Write out all the material exactly. Leave nothing out.

** begin Listing **

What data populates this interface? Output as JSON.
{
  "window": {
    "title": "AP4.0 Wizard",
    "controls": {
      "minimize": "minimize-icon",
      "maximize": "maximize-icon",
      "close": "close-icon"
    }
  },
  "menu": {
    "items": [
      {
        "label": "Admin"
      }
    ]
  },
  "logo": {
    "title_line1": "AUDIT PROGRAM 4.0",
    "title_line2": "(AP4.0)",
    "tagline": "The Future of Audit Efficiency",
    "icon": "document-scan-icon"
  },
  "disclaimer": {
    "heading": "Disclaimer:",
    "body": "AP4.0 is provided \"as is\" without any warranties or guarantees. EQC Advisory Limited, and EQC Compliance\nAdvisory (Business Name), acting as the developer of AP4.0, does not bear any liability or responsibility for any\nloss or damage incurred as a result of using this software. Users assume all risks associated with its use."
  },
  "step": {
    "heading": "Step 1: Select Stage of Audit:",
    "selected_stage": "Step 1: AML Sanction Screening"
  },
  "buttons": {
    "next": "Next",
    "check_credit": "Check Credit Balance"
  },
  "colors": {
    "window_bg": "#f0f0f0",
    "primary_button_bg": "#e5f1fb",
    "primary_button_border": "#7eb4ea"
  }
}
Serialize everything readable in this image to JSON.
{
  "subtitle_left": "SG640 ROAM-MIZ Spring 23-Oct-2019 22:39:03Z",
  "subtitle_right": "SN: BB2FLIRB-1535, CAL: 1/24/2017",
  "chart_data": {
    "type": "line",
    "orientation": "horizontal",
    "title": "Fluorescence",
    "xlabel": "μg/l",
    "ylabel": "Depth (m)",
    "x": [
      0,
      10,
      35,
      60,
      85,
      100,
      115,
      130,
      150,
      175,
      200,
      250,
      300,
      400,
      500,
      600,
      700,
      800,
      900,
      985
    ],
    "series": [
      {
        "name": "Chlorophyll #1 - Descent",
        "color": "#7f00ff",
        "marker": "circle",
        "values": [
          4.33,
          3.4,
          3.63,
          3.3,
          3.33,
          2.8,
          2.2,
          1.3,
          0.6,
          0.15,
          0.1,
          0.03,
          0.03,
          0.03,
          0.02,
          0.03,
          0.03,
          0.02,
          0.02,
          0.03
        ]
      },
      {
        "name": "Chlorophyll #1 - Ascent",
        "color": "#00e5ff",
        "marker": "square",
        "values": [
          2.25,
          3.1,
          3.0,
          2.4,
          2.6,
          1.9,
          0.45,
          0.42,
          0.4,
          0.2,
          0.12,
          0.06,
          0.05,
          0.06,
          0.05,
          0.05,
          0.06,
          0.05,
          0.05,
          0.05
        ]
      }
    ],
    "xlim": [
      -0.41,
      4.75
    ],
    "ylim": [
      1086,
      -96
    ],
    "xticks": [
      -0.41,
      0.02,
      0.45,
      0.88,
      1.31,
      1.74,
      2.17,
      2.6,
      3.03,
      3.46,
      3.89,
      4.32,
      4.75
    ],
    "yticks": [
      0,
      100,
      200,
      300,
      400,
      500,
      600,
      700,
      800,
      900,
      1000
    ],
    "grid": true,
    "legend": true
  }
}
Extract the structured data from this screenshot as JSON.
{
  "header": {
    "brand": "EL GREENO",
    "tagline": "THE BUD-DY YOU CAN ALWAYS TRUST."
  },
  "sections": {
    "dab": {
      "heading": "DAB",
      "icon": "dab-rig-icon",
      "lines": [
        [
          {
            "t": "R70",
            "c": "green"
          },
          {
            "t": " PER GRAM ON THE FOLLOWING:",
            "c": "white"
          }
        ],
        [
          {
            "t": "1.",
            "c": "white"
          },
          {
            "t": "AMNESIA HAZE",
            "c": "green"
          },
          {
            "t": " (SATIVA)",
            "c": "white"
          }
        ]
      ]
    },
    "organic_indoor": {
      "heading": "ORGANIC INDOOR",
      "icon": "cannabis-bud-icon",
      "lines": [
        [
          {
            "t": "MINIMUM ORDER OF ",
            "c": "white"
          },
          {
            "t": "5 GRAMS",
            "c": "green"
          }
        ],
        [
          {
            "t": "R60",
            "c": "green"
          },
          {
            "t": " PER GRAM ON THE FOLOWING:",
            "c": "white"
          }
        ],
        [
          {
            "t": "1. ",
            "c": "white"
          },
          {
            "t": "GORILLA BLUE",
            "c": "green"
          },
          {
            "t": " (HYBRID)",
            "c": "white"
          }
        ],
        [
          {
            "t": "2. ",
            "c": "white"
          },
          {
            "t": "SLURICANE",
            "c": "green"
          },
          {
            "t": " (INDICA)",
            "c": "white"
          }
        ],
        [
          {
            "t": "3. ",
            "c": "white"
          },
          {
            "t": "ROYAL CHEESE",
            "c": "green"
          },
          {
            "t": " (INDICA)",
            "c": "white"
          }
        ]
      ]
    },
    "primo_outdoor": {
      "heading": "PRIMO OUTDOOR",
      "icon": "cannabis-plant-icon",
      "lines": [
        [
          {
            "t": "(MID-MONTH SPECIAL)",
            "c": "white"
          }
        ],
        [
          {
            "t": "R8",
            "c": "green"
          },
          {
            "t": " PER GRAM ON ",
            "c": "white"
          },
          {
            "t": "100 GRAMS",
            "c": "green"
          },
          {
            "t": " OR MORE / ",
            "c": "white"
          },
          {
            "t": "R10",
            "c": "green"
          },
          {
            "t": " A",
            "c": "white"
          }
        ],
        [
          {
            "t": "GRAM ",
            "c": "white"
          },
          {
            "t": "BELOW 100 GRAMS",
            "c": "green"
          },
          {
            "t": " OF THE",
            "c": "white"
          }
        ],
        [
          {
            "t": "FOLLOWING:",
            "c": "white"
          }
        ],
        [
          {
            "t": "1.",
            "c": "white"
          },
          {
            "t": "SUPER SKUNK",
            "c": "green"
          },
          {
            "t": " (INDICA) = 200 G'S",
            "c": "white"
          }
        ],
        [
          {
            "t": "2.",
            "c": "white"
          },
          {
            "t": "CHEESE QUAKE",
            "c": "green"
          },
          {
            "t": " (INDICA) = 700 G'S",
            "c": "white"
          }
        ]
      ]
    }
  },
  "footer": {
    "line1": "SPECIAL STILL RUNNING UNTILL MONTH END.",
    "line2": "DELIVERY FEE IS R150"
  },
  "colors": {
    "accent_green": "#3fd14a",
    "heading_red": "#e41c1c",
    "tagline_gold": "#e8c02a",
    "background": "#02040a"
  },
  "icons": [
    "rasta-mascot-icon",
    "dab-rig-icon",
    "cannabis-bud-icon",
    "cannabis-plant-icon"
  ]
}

** end Listing **

■ **Written response**
What data populates this interface? Output as JSON.
{
  "window": {
    "title": "AP4.0 Wizard",
    "controls": {
      "minimize": "minimize-icon",
      "maximize": "maximize-icon",
      "close": "close-icon"
    }
  },
  "menu": {
    "items": [
      {
        "label": "Admin"
      }
    ]
  },
  "logo": {
    "title_line1": "AUDIT PROGRAM 4.0",
    "title_line2": "(AP4.0)",
    "tagline": "The Future of Audit Efficiency",
    "icon": "document-scan-icon"
  },
  "disclaimer": {
    "heading": "Disclaimer:",
    "body": "AP4.0 is provided \"as is\" without any warranties or guarantees. EQC Advisory Limited, and EQC Compliance\nAdvisory (Business Name), acting as the developer of AP4.0, does not bear any liability or responsibility for any\nloss or damage incurred as a result of using this software. Users assume all risks associated with its use."
  },
  "step": {
    "heading": "Step 1: Select Stage of Audit:",
    "selected_stage": "Step 1: AML Sanction Screening"
  },
  "buttons": {
    "next": "Next",
    "check_credit": "Check Credit Balance"
  },
  "colors": {
    "window_bg": "#f0f0f0",
    "primary_button_bg": "#e5f1fb",
    "primary_button_border": "#7eb4ea"
  }
}
Serialize everything readable in this image to JSON.
{
  "subtitle_left": "SG640 ROAM-MIZ Spring 23-Oct-2019 22:39:03Z",
  "subtitle_right": "SN: BB2FLIRB-1535, CAL: 1/24/2017",
  "chart_data": {
    "type": "line",
    "orientation": "horizontal",
    "title": "Fluorescence",
    "xlabel": "μg/l",
    "ylabel": "Depth (m)",
    "x": [
      0,
      10,
      35,
      60,
      85,
      100,
      115,
      130,
      150,
      175,
      200,
      250,
      300,
      400,
      500,
      600,
      700,
      800,
      900,
      985
    ],
    "series": [
      {
        "name": "Chlorophyll #1 - Descent",
        "color": "#7f00ff",
        "marker": "circle",
        "values": [
          4.33,
          3.4,
          3.63,
          3.3,
          3.33,
          2.8,
          2.2,
          1.3,
          0.6,
          0.15,
          0.1,
          0.03,
          0.03,
          0.03,
          0.02,
          0.03,
          0.03,
          0.02,
          0.02,
          0.03
        ]
      },
      {
        "name": "Chlorophyll #1 - Ascent",
        "color": "#00e5ff",
        "marker": "square",
        "values": [
          2.25,
          3.1,
          3.0,
          2.4,
          2.6,
          1.9,
          0.45,
          0.42,
          0.4,
          0.2,
          0.12,
          0.06,
          0.05,
          0.06,
          0.05,
          0.05,
          0.06,
          0.05,
          0.05,
          0.05
        ]
      }
    ],
    "xlim": [
      -0.41,
      4.75
    ],
    "ylim": [
      1086,
      -96
    ],
    "xticks": [
      -0.41,
      0.02,
      0.45,
      0.88,
      1.31,
      1.74,
      2.17,
      2.6,
      3.03,
      3.46,
      3.89,
      4.32,
      4.75
    ],
    "yticks": [
      0,
      100,
      200,
      300,
      400,
      500,
      600,
      700,
      800,
      900,
      1000
    ],
    "grid": true,
    "legend": true
  }
}
Extract the structured data from this screenshot as JSON.
{
  "header": {
    "brand": "EL GREENO",
    "tagline": "THE BUD-DY YOU CAN ALWAYS TRUST."
  },
  "sections": {
    "dab": {
      "heading": "DAB",
      "icon": "dab-rig-icon",
      "lines": [
        [
          {
            "t": "R70",
            "c": "green"
          },
          {
            "t": " PER GRAM ON THE FOLLOWING:",
            "c": "white"
          }
        ],
        [
          {
            "t": "1.",
            "c": "white"
          },
          {
            "t": "AMNESIA HAZE",
            "c": "green"
          },
          {
            "t": " (SATIVA)",
            "c": "white"
          }
        ]
      ]
    },
    "organic_indoor": {
      "heading": "ORGANIC INDOOR",
      "icon": "cannabis-bud-icon",
      "lines": [
        [
          {
            "t": "MINIMUM ORDER OF ",
            "c": "white"
          },
          {
            "t": "5 GRAMS",
            "c": "green"
          }
        ],
        [
          {
            "t": "R60",
            "c": "green"
          },
          {
            "t": " PER GRAM ON THE FOLOWING:",
            "c": "white"
          }
        ],
        [
          {
            "t": "1. ",
            "c": "white"
          },
          {
            "t": "GORILLA BLUE",
            "c": "green"
          },
          {
            "t": " (HYBRID)",
            "c": "white"
          }
        ],
        [
          {
            "t": "2. ",
            "c": "white"
          },
          {
            "t": "SLURICANE",
            "c": "green"
          },
          {
            "t": " (INDICA)",
            "c": "white"
          }
        ],
        [
          {
            "t": "3. ",
            "c": "white"
          },
          {
            "t": "ROYAL CHEESE",
            "c": "green"
          },
          {
            "t": " (INDICA)",
            "c": "white"
          }
        ]
      ]
    },
    "primo_outdoor": {
      "heading": "PRIMO OUTDOOR",
      "icon": "cannabis-plant-icon",
      "lines": [
        [
          {
            "t": "(MID-MONTH SPECIAL)",
            "c": "white"
          }
        ],
        [
          {
            "t": "R8",
            "c": "green"
          },
          {
            "t": " PER GRAM ON ",
            "c": "white"
          },
          {
            "t": "100 GRAMS",
            "c": "green"
          },
          {
            "t": " OR MORE / ",
            "c": "white"
          },
          {
            "t": "R10",
            "c": "green"
          },
          {
            "t": " A",
            "c": "white"
          }
        ],
        [
          {
            "t": "GRAM ",
            "c": "white"
          },
          {
            "t": "BELOW 100 GRAMS",
            "c": "green"
          },
          {
            "t": " OF THE",
            "c": "white"
          }
        ],
        [
          {
            "t": "FOLLOWING:",
            "c": "white"
          }
        ],
        [
          {
            "t": "1.",
            "c": "white"
          },
          {
            "t": "SUPER SKUNK",
            "c": "green"
          },
          {
            "t": " (INDICA) = 200 G'S",
            "c": "white"
          }
        ],
        [
          {
            "t": "2.",
            "c": "white"
          },
          {
            "t": "CHEESE QUAKE",
            "c": "green"
          },
          {
            "t": " (INDICA) = 700 G'S",
            "c": "white"
          }
        ]
      ]
    }
  },
  "footer": {
    "line1": "SPECIAL STILL RUNNING UNTILL MONTH END.",
    "line2": "DELIVERY FEE IS R150"
  },
  "colors": {
    "accent_green": "#3fd14a",
    "heading_red": "#e41c1c",
    "tagline_gold": "#e8c02a",
    "background": "#02040a"
  },
  "icons": [
    "rasta-mascot-icon",
    "dab-rig-icon",
    "cannabis-bud-icon",
    "cannabis-plant-icon"
  ]
}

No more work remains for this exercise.